Begin Excerpted records

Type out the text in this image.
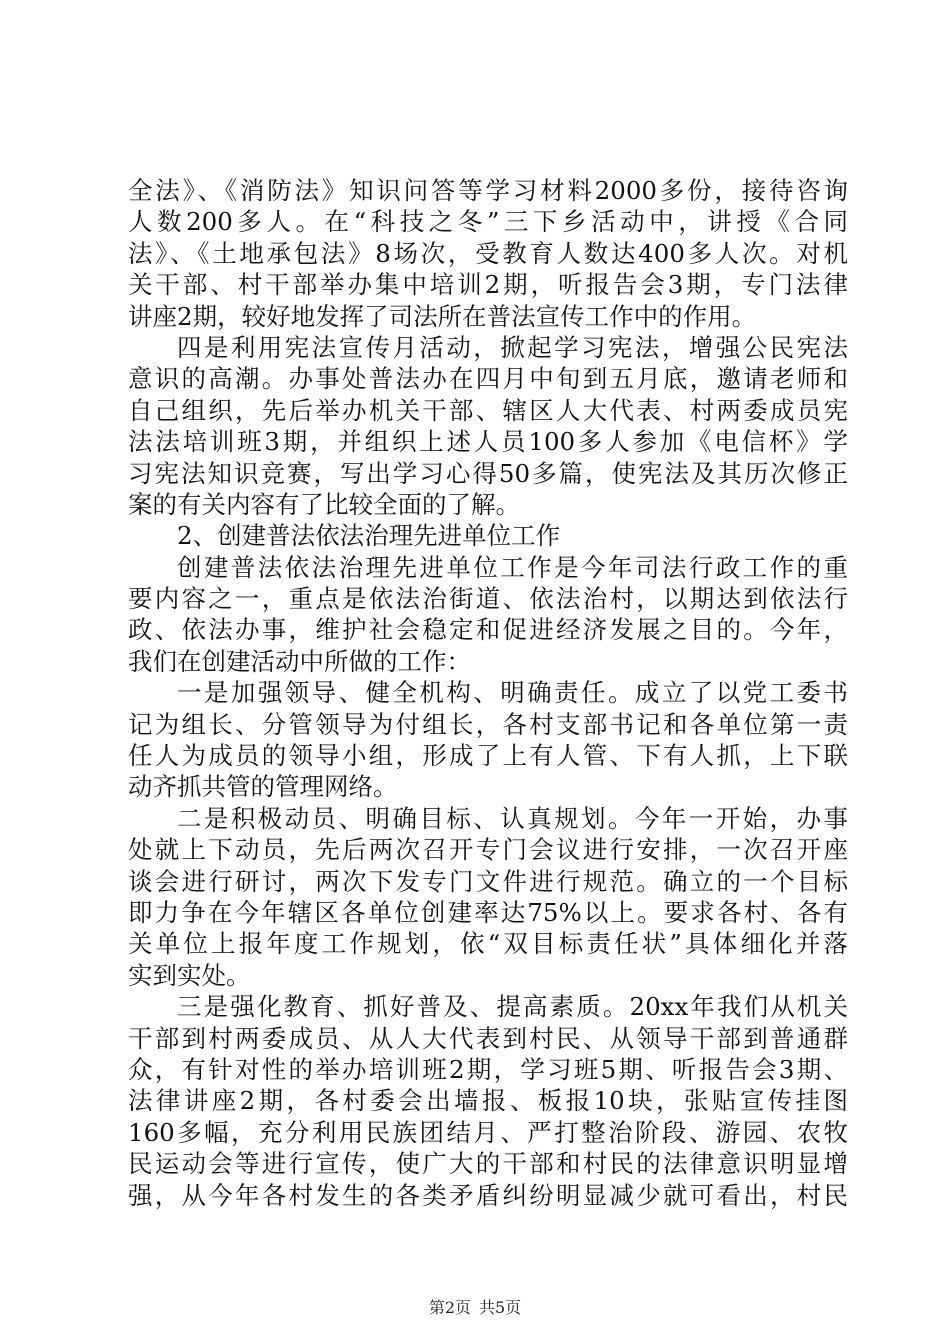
全法》、《消防法》知识问答等学习材料2000多份，接待咨询
人数200多人。在“科技之冬”三下乡活动中，讲授《合同
法》、《土地承包法》8场次，受教育人数达400多人次。对机
关干部、村干部举办集中培训2期，听报告会3期，专门法律
讲座2期，较好地发挥了司法所在普法宣传工作中的作用。
四是利用宪法宣传月活动，掀起学习宪法，增强公民宪法
意识的高潮。办事处普法办在四月中旬到五月底，邀请老师和
自己组织，先后举办机关干部、辖区人大代表、村两委成员宪
法法培训班3期，并组织上述人员100多人参加《电信杯》学
习宪法知识竞赛，写出学习心得50多篇，使宪法及其历次修正
案的有关内容有了比较全面的了解。
2、创建普法依法治理先进单位工作
创建普法依法治理先进单位工作是今年司法行政工作的重
要内容之一，重点是依法治街道、依法治村，以期达到依法行
政、依法办事，维护社会稳定和促进经济发展之目的。今年，
我们在创建活动中所做的工作：
一是加强领导、健全机构、明确责任。成立了以党工委书
记为组长、分管领导为付组长，各村支部书记和各单位第一责
任人为成员的领导小组，形成了上有人管、下有人抓，上下联
动齐抓共管的管理网络。
二是积极动员、明确目标、认真规划。今年一开始，办事
处就上下动员，先后两次召开专门会议进行安排，一次召开座
谈会进行研讨，两次下发专门文件进行规范。确立的一个目标
即力争在今年辖区各单位创建率达75%以上。要求各村、各有
关单位上报年度工作规划，依“双目标责任状”具体细化并落
实到实处。
三是强化教育、抓好普及、提高素质。20xx年我们从机关
干部到村两委成员、从人大代表到村民、从领导干部到普通群
众，有针对性的举办培训班2期，学习班5期、听报告会3期、
法律讲座2期，各村委会出墙报、板报10块，张贴宣传挂图
160多幅，充分利用民族团结月、严打整治阶段、游园、农牧
民运动会等进行宣传，使广大的干部和村民的法律意识明显增
强，从今年各村发生的各类矛盾纠纷明显减少就可看出，村民
第2页 共5页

End Excerpted records

#### Objective:
Reproduce the full material exactly, excluding the pictures.

#### Answer to this problem:
Type out the text in this image.
全法》、《消防法》知识问答等学习材料2000多份，接待咨询
人数200多人。在“科技之冬”三下乡活动中，讲授《合同
法》、《土地承包法》8场次，受教育人数达400多人次。对机
关干部、村干部举办集中培训2期，听报告会3期，专门法律
讲座2期，较好地发挥了司法所在普法宣传工作中的作用。
四是利用宪法宣传月活动，掀起学习宪法，增强公民宪法
意识的高潮。办事处普法办在四月中旬到五月底，邀请老师和
自己组织，先后举办机关干部、辖区人大代表、村两委成员宪
法法培训班3期，并组织上述人员100多人参加《电信杯》学
习宪法知识竞赛，写出学习心得50多篇，使宪法及其历次修正
案的有关内容有了比较全面的了解。
2、创建普法依法治理先进单位工作
创建普法依法治理先进单位工作是今年司法行政工作的重
要内容之一，重点是依法治街道、依法治村，以期达到依法行
政、依法办事，维护社会稳定和促进经济发展之目的。今年，
我们在创建活动中所做的工作：
一是加强领导、健全机构、明确责任。成立了以党工委书
记为组长、分管领导为付组长，各村支部书记和各单位第一责
任人为成员的领导小组，形成了上有人管、下有人抓，上下联
动齐抓共管的管理网络。
二是积极动员、明确目标、认真规划。今年一开始，办事
处就上下动员，先后两次召开专门会议进行安排，一次召开座
谈会进行研讨，两次下发专门文件进行规范。确立的一个目标
即力争在今年辖区各单位创建率达75%以上。要求各村、各有
关单位上报年度工作规划，依“双目标责任状”具体细化并落
实到实处。
三是强化教育、抓好普及、提高素质。20xx年我们从机关
干部到村两委成员、从人大代表到村民、从领导干部到普通群
众，有针对性的举办培训班2期，学习班5期、听报告会3期、
法律讲座2期，各村委会出墙报、板报10块，张贴宣传挂图
160多幅，充分利用民族团结月、严打整治阶段、游园、农牧
民运动会等进行宣传，使广大的干部和村民的法律意识明显增
强，从今年各村发生的各类矛盾纠纷明显减少就可看出，村民
第2页 共5页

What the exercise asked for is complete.